**Tasks to perform**.
**a)** In the education reform passage, reproduce the stretch from "To improve education" through "the same old.", substituting "educators" for "teachers".
**b)** According to the education reform passage, what should every child be taught as part of the core curriculum?
**c)** Carry the education reform passage forward from its final sentence, writing the next part in the same argumentative style.

**Source extract**.
To improve education we have to change the debate:

1. We have suffered a vicious circle in the teaching profession. Conditions have got steadily worse, pay relativity has got steadily worse and the teaching unions have become more and more entrenched in defending their members against reforms. The result is a profession in steady decline. And with each passing year this is inflicted on another cohort of school entrants and leavers. There is only one solution. A unilateral move by Government to improve the conditions of teachers. This includes huge reductions in administrative workload, realistic solutions to school discipline problems, better resourcing and of course better pay. If people see teachers have a good job there will be more competition for the work and more outrage at poor performers who hang on doing the same old.

2. We also need to change the role of the teacher from one that is inherently confrontational to one that becomes a form of subversion. One way to do that is recognise that teaching should not be limited to "the teacher". Everyone should be taught how to teach because it is the same thing as teaching everyone how to learn. Teaching is a core business management function. Learning is a core corporate activity. Every child should be taught to teach as part of the core curriculum. Not only does this teach a great many skills in presentation and organisation it also breaks down the divisions between the teacher and the learner. It is pretty hard to sit and snicker at the back of the class when you know it will be you the rest of the class will be snickering at if you do a bad job. Teaching should be recognised as a personal talent as well as a body of knowledge so that while everyone understands how it works only those who are particularly good at it take it up professionally.

**Dataset**.
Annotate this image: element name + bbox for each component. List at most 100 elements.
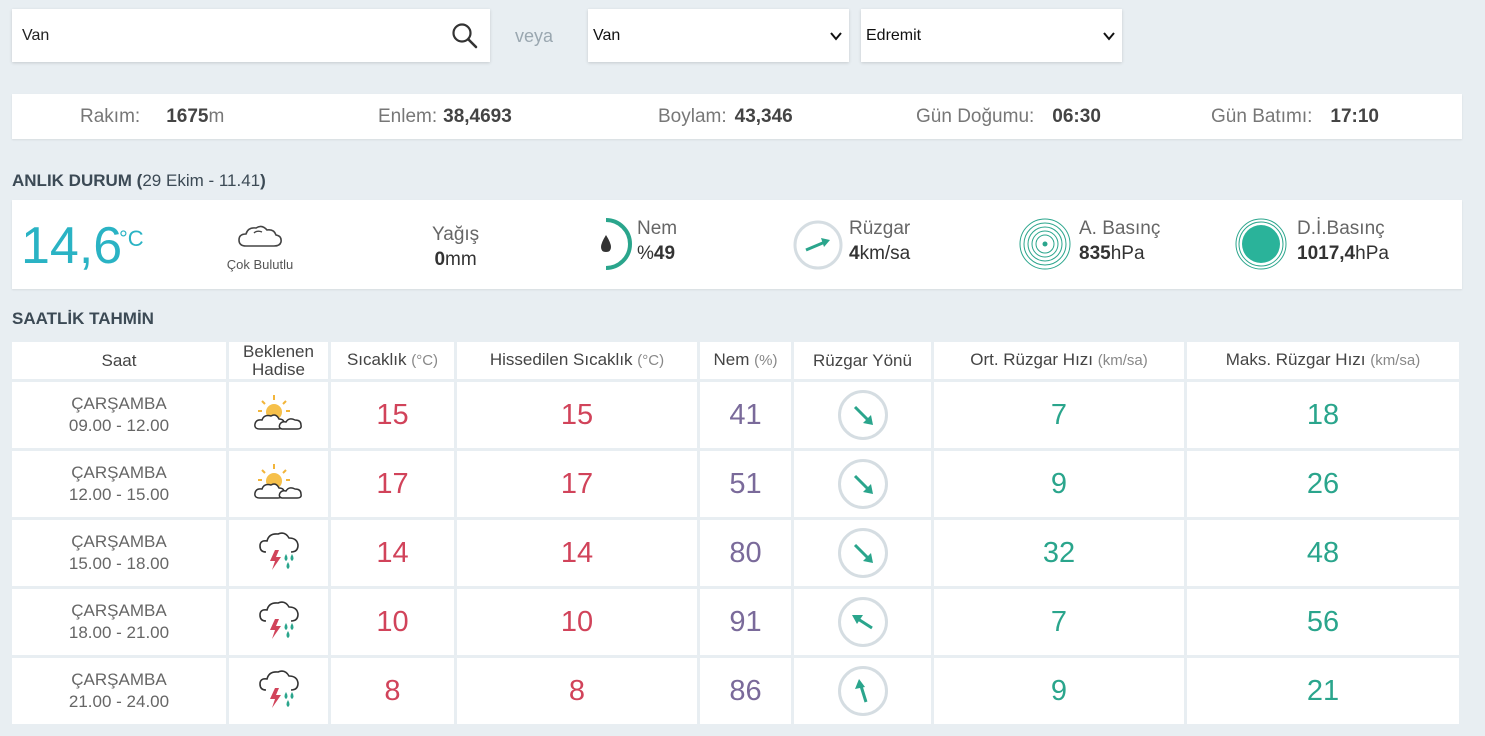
precipitation-unit: mm	[445, 249, 477, 270]
row-temperature: 15	[376, 398, 409, 431]
row-max-wind: 56	[1306, 605, 1340, 638]
max-wind-cell: 26	[1187, 451, 1459, 517]
longitude-label: Boylam:	[658, 105, 727, 127]
time-cell: ÇARŞAMBA 21.00 - 24.00	[12, 658, 226, 724]
row-temperature: 17	[376, 467, 409, 500]
header-humidity: Nem (%)	[700, 342, 791, 379]
current-temperature-unit: °C	[119, 226, 144, 251]
temperature-cell: 15	[331, 382, 454, 448]
chevron-down-icon	[830, 31, 842, 41]
humidity-label: Nem	[637, 218, 678, 239]
temperature-cell: 17	[331, 451, 454, 517]
row-temperature: 14	[376, 536, 409, 569]
altitude-label: Rakım:	[80, 105, 141, 127]
row-avg-wind: 7	[1050, 605, 1068, 638]
hourly-forecast-table: Saat Beklenen Hadise Sıcaklık (°C) Hissed…	[9, 339, 1462, 727]
district-select[interactable]: Edremit	[861, 9, 1122, 62]
avg-wind-cell: 32	[934, 520, 1184, 586]
header-time: Saat	[12, 342, 226, 379]
expected-event-cell	[229, 589, 328, 655]
current-conditions-panel: 14,6 °C Çok Bulutlu Yağış 0mm Nem %49 Rü…	[12, 200, 1462, 289]
row-day: ÇARŞAMBA	[71, 601, 167, 620]
humidity-metric: Nem %49	[637, 216, 677, 266]
max-wind-cell: 21	[1187, 658, 1459, 724]
row-humidity: 41	[729, 398, 762, 431]
current-title-text: ANLIK DURUM	[12, 171, 132, 190]
avg-wind-cell: 7	[934, 589, 1184, 655]
sunrise-value: 06:30	[1052, 105, 1101, 127]
current-time: 29 Ekim - 11.41	[142, 171, 261, 190]
feels-like-cell: 8	[457, 658, 697, 724]
wind-direction-icon	[793, 220, 843, 270]
wind-arrow-north-icon	[837, 666, 888, 716]
table-row: ÇARŞAMBA 15.00 - 18.00 14 14 80 32 48	[12, 520, 1459, 586]
max-wind-cell: 56	[1187, 589, 1459, 655]
header-feels-like: Hissedilen Sıcaklık (°C)	[457, 342, 697, 379]
table-row: ÇARŞAMBA 09.00 - 12.00 15 15 41 7 18	[12, 382, 1459, 448]
sunset-info: Gün Batımı: 17:10	[1211, 94, 1379, 139]
wind-direction-cell	[794, 451, 931, 517]
header-wind-direction: Rüzgar Yönü	[794, 342, 931, 379]
header-temperature: Sıcaklık (°C)	[331, 342, 454, 379]
latitude-info: Enlem: 38,4693	[378, 94, 512, 139]
current-time-paren-open: (	[136, 171, 143, 190]
latitude-value: 38,4693	[443, 105, 512, 127]
row-feels-like: 14	[560, 536, 594, 569]
humidity-cell: 41	[700, 382, 791, 448]
row-humidity: 51	[729, 467, 762, 500]
header-max-wind-speed: Maks. Rüzgar Hızı (km/sa)	[1187, 342, 1459, 379]
table-row: ÇARŞAMBA 12.00 - 15.00 17 17 51 9 26	[12, 451, 1459, 517]
wind-label: Rüzgar	[849, 218, 911, 239]
feels-like-cell: 10	[457, 589, 697, 655]
wind-direction-cell	[794, 520, 931, 586]
row-day: ÇARŞAMBA	[71, 532, 167, 551]
sunset-value: 17:10	[1330, 105, 1379, 127]
search-icon[interactable]	[450, 21, 480, 51]
feels-like-cell: 17	[457, 451, 697, 517]
avg-wind-cell: 7	[934, 382, 1184, 448]
temperature-cell: 14	[331, 520, 454, 586]
partly-cloudy-icon	[252, 393, 306, 438]
wind-arrow-southeast-icon	[837, 390, 888, 440]
sunrise-info: Gün Doğumu: 06:30	[916, 94, 1101, 139]
pressure-label: A. Basınç	[1079, 218, 1161, 239]
humidity-cell: 91	[700, 589, 791, 655]
row-temperature: 8	[384, 674, 401, 707]
row-day: ÇARŞAMBA	[71, 394, 167, 413]
row-day: ÇARŞAMBA	[71, 463, 167, 482]
humidity-gauge-icon	[601, 218, 632, 270]
sea-level-pressure-metric: D.İ.Basınç 1017,4hPa	[1297, 216, 1389, 266]
wind-arrow-southeast-icon	[837, 528, 888, 578]
current-temperature: 14,6	[21, 217, 123, 275]
row-humidity: 80	[729, 536, 762, 569]
row-max-wind: 48	[1306, 536, 1340, 569]
humidity-prefix: %	[637, 243, 654, 264]
location-info-bar: Rakım: 1675 m Enlem: 38,4693 Boylam: 43,3…	[12, 94, 1462, 139]
row-max-wind: 26	[1306, 467, 1340, 500]
table-row: ÇARŞAMBA 21.00 - 24.00 8 8 86 9 21	[12, 658, 1459, 724]
expected-event-cell	[229, 658, 328, 724]
search-box[interactable]	[12, 9, 490, 62]
row-time-range: 12.00 - 15.00	[68, 485, 170, 504]
row-time-range: 09.00 - 12.00	[68, 416, 170, 435]
altitude-value: 1675	[166, 105, 209, 127]
current-conditions-title: ANLIK DURUM (29 Ekim - 11.41)	[12, 171, 266, 191]
sea-level-pressure-unit: hPa	[1355, 243, 1389, 264]
pressure-metric: A. Basınç 835hPa	[1079, 216, 1160, 266]
partly-cloudy-icon	[252, 462, 306, 507]
latitude-label: Enlem:	[378, 105, 438, 127]
max-wind-cell: 18	[1187, 382, 1459, 448]
row-time-range: 18.00 - 21.00	[68, 623, 170, 642]
row-time-range: 15.00 - 18.00	[68, 554, 170, 573]
feels-like-cell: 14	[457, 520, 697, 586]
expected-event-cell	[229, 451, 328, 517]
thunderstorm-rain-icon	[257, 530, 301, 577]
wind-direction-cell	[794, 382, 931, 448]
humidity-cell: 51	[700, 451, 791, 517]
search-input[interactable]	[22, 26, 450, 45]
table-header-row: Saat Beklenen Hadise Sıcaklık (°C) Hissed…	[12, 342, 1459, 379]
current-time-paren-close: )	[260, 171, 266, 190]
sunrise-label: Gün Doğumu:	[916, 105, 1035, 127]
current-condition: Çok Bulutlu	[220, 222, 300, 272]
province-select[interactable]: Van	[588, 9, 849, 62]
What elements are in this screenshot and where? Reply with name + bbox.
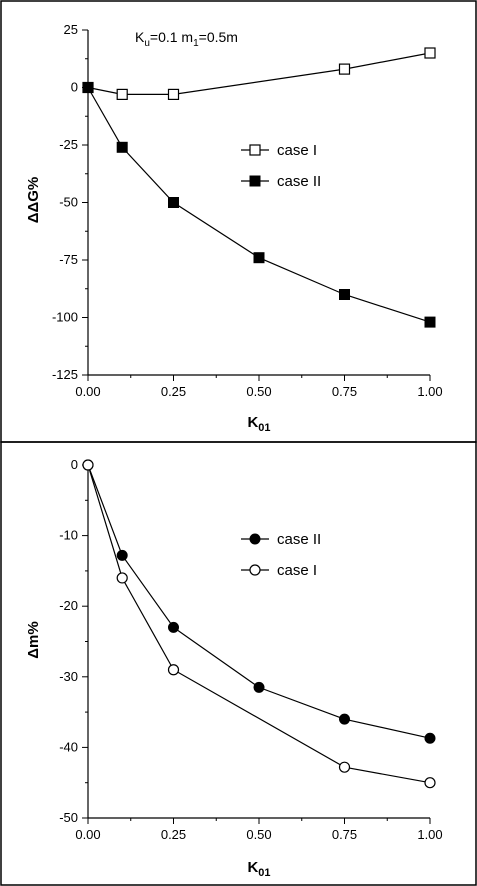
bottom-chart-data-point <box>424 777 436 789</box>
top-chart-data-point <box>424 316 436 328</box>
top-chart-legend-label: case I <box>277 142 317 159</box>
bottom-chart-x-tick-label: 0.00 <box>75 827 100 842</box>
top-chart-legend-label: case II <box>277 173 321 190</box>
bottom-chart-series-2 <box>82 459 436 789</box>
top-chart-annotation-part: =0.5m <box>199 29 238 45</box>
top-chart-data-point <box>82 82 94 93</box>
bottom-chart-data-point <box>339 713 350 725</box>
bottom-chart-data-point <box>338 761 351 773</box>
top-chart-legend-marker <box>249 175 261 187</box>
bottom-chart-x-tick-label: 0.50 <box>246 827 271 842</box>
top-chart-legend-marker <box>249 144 261 156</box>
top-chart-y-tick-label: -125 <box>52 367 78 382</box>
bottom-chart-data-point <box>116 572 128 584</box>
top-chart-annotation-part: K <box>135 29 145 45</box>
bottom-chart-data-point <box>167 664 180 676</box>
bottom-chart-data-point <box>116 549 128 561</box>
bottom-chart-x-tick-label: 0.25 <box>161 827 186 842</box>
top-chart-y-tick-label: -100 <box>52 310 78 325</box>
bottom-chart-x-axis-label-subscript: 01 <box>258 867 270 879</box>
bottom-chart-series-line <box>87 464 431 739</box>
top-chart-x-tick-label: 0.50 <box>246 384 271 399</box>
top-chart-data-point <box>168 197 179 208</box>
top-chart-y-axis-label: ΔΔG% <box>25 177 42 224</box>
top-chart-data-point <box>167 88 180 101</box>
bottom-chart-x-tick-label: 0.75 <box>332 827 357 842</box>
top-chart-data-point <box>339 289 350 300</box>
bottom-chart: 0.00 0.25 0.50 0.75 1.00 0 -10 -20 -30 -40 -50 K01 Δ… <box>25 457 443 879</box>
top-chart-x-axis-label-subscript: 01 <box>258 422 270 434</box>
top-chart: 0.00 0.25 0.50 0.75 1.00 25 0 -25 -50 -75 -100 -125… <box>25 22 443 434</box>
top-chart-x-axis-label: K01 <box>247 414 270 434</box>
bottom-chart-y-tick-label: -20 <box>59 598 78 613</box>
bottom-chart-data-point <box>82 459 94 471</box>
bottom-chart-legend-marker <box>249 564 261 576</box>
bottom-chart-y-axis-label: Δm% <box>25 621 42 658</box>
top-chart-y-tick-label: -75 <box>59 252 78 267</box>
bottom-chart-series-1 <box>82 459 436 744</box>
top-chart-annotation-part: =0.1 m <box>150 29 193 45</box>
bottom-chart-y-tick-label: 0 <box>71 457 78 472</box>
bottom-chart-y-tick-label: -50 <box>59 810 78 825</box>
bottom-chart-legend-marker <box>249 533 261 545</box>
bottom-chart-data-point <box>253 681 265 693</box>
top-chart-annotation-part: 1 <box>193 38 199 49</box>
top-chart-data-point <box>253 252 265 264</box>
bottom-chart-data-point <box>424 732 436 744</box>
top-chart-y-tick-label: 25 <box>64 22 78 37</box>
bottom-chart-y-tick-label: -40 <box>59 739 78 754</box>
top-chart-data-point <box>424 47 436 59</box>
top-chart-annotation-part: u <box>144 38 150 49</box>
top-chart-data-point <box>338 63 351 75</box>
top-chart-series-1 <box>82 47 436 101</box>
top-chart-data-point <box>116 141 128 153</box>
top-chart-y-tick-label: -25 <box>59 137 78 152</box>
bottom-chart-series-line <box>87 464 431 784</box>
top-chart-data-point <box>116 88 128 101</box>
top-chart-series-line <box>87 52 431 96</box>
top-chart-x-tick-label: 1.00 <box>417 384 442 399</box>
panel-bottom-frame <box>0 441 477 886</box>
top-chart-x-tick-label: 0.75 <box>332 384 357 399</box>
bottom-chart-legend-label: case I <box>277 562 317 579</box>
bottom-chart-y-tick-label: -10 <box>59 528 78 543</box>
bottom-chart-x-tick-label: 1.00 <box>417 827 442 842</box>
top-chart-x-tick-label: 0.00 <box>75 384 100 399</box>
bottom-chart-y-tick-label: -30 <box>59 669 78 684</box>
top-chart-y-tick-label: -50 <box>59 195 78 210</box>
top-chart-annotation: Ku=0.1 m1=0.5m <box>135 29 238 49</box>
bottom-chart-x-axis-label: K01 <box>247 859 270 879</box>
bottom-chart-data-point <box>168 621 179 633</box>
top-chart-series-line <box>87 87 431 323</box>
top-chart-y-tick-label: 0 <box>71 80 78 95</box>
top-chart-series-2 <box>82 82 436 328</box>
bottom-chart-legend-label: case II <box>277 531 321 548</box>
top-chart-x-tick-label: 0.25 <box>161 384 186 399</box>
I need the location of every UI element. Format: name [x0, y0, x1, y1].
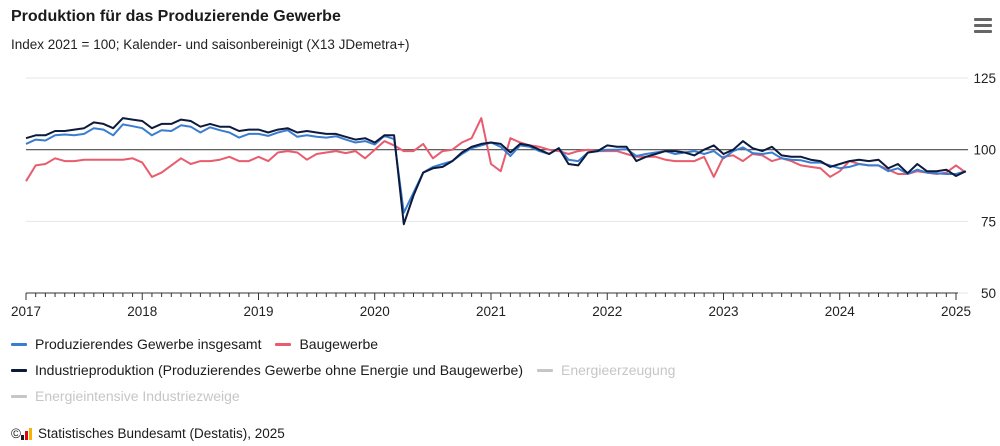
source-note: © Statistisches Bundesamt (Destatis), 20… — [11, 426, 285, 441]
x-tick-label: 2025 — [941, 304, 971, 319]
legend-swatch — [11, 395, 27, 398]
legend-label: Baugewerbe — [299, 336, 379, 352]
source-text: Statistisches Bundesamt (Destatis), 2025 — [37, 426, 285, 441]
legend-swatch — [275, 343, 292, 346]
legend-swatch — [11, 369, 27, 372]
x-tick-label: 2023 — [708, 304, 738, 319]
chart-title: Produktion für das Produzierende Gewerbe — [11, 8, 341, 25]
x-tick-label: 2017 — [11, 304, 41, 319]
y-tick-label: 75 — [981, 214, 996, 229]
x-tick-label: 2022 — [592, 304, 622, 319]
line-chart: 50 75 100 125 2017 2018 2019 2020 2021 2022 2023 20… — [11, 71, 996, 319]
chart-subtitle: Index 2021 = 100; Kalender- und saisonbe… — [11, 37, 410, 52]
y-tick-label: 100 — [973, 143, 996, 158]
series-line-0 — [25, 123, 966, 214]
legend-swatch — [536, 369, 553, 372]
legend-item-3[interactable]: Energieerzeugung — [536, 359, 676, 382]
legend-item-1[interactable]: Baugewerbe — [275, 333, 378, 356]
x-tick-label: 2024 — [825, 304, 856, 319]
legend-swatch — [11, 343, 27, 346]
legend-label: Produzierendes Gewerbe insgesamt — [35, 336, 262, 352]
y-tick-label: 50 — [981, 286, 996, 301]
copyright-symbol: © — [11, 426, 21, 441]
legend-label: Energieintensive Industriezweige — [35, 388, 240, 404]
legend-label: Industrieproduktion (Produzierendes Gewe… — [35, 362, 523, 378]
chart-legend: Produzierendes Gewerbe insgesamt Baugewer… — [11, 330, 771, 408]
legend-label: Energieerzeugung — [560, 362, 676, 378]
x-tick-label: 2020 — [360, 304, 390, 319]
x-tick-label: 2021 — [476, 304, 506, 319]
series-line-1 — [25, 117, 967, 182]
destatis-logo-icon — [20, 427, 33, 440]
legend-item-4[interactable]: Energieintensive Industriezweige — [11, 385, 240, 408]
legend-item-2[interactable]: Industrieproduktion (Produzierendes Gewe… — [11, 359, 523, 382]
series-line-2 — [25, 117, 967, 226]
hamburger-menu-icon[interactable] — [973, 17, 993, 35]
legend-item-0[interactable]: Produzierendes Gewerbe insgesamt — [11, 333, 261, 356]
x-tick-label: 2018 — [127, 304, 157, 319]
x-tick-label: 2019 — [243, 304, 273, 319]
y-tick-label: 125 — [973, 71, 996, 86]
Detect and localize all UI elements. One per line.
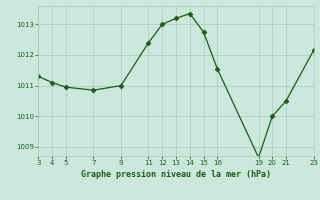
X-axis label: Graphe pression niveau de la mer (hPa): Graphe pression niveau de la mer (hPa) [81,170,271,179]
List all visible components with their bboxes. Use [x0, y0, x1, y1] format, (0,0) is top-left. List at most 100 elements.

**Solved problems**.
**a)**
To improve education we have to change the debate:

1. We have suffered a vicious circle in the teaching profession. Conditions have got steadily worse, pay relativity has got steadily worse and the teaching unions have become more and more entrenched in defending their members against reforms. The result is a profession in steady decline. And with each passing year this is inflicted on another cohort of school entrants and leavers. There is only one solution. A unilateral move by Government to improve the conditions of educators. This includes huge reductions in administrative workload, realistic solutions to school discipline problems, better resourcing and of course better pay. If people see educators have a good job there will be more competition for the work and more outrage at poor performers who hang on doing the same old.

**b)** Every child should be taught how to teach.

**c)**
The next issue in terms of addressing productivity we need to examine is the role of Government. This applies to Education but also well beyond it.

3. We have created the ridiculous situation whereby we have a bureacracy that pumps out vast amounts of glossy verbiage on developing strategies for things like teaching critical thinking when absolutely none has been applied to the glossy strategies in the first place. The level of waffle coming out of Wellington has reached epic proportions and this is based on the very female habit of refusing to criticise manifestly stupid ideas because the act of criticism will be interpreted politically rather than as improving the riguor of the output. Thus every stupid and manifestly obvious idea is 'nurtured' because it was collected on a whiteboard during some group-think session somewhere. There is a need for at least one independent organisation within Government to provide a quality check on the integrity, evidential basis, and consistency of the policy documents emerging from Wellington. These documents create a huge headache for the rest of the country and they are not as good as they should be.

4. Our systems of local governance don't work. One of the biggest problems is the funding of local government. At the moment local government funds itself by restricting access to land thereby creating land value inflation (which is highly productivity depleting as it attracts otherwise useful resources) so it can charge higher rates and making up vast numbers of complex conformance rules so it can charge more for compliance costs. Local government is fundamentally incentivised to fuck the country up.

What is needed is a complete overhaul of the government structure so that local government is incentivised to develop the country sustainably. This isn't the same as sustainable management (enshrined in the RMA) but very much anthropocentric capitalist development which creates value for future generations a la Brundtland. We probably need to return to some from of Provincial structure which essentially gives each provincial government the scope and incentives to develop their regions.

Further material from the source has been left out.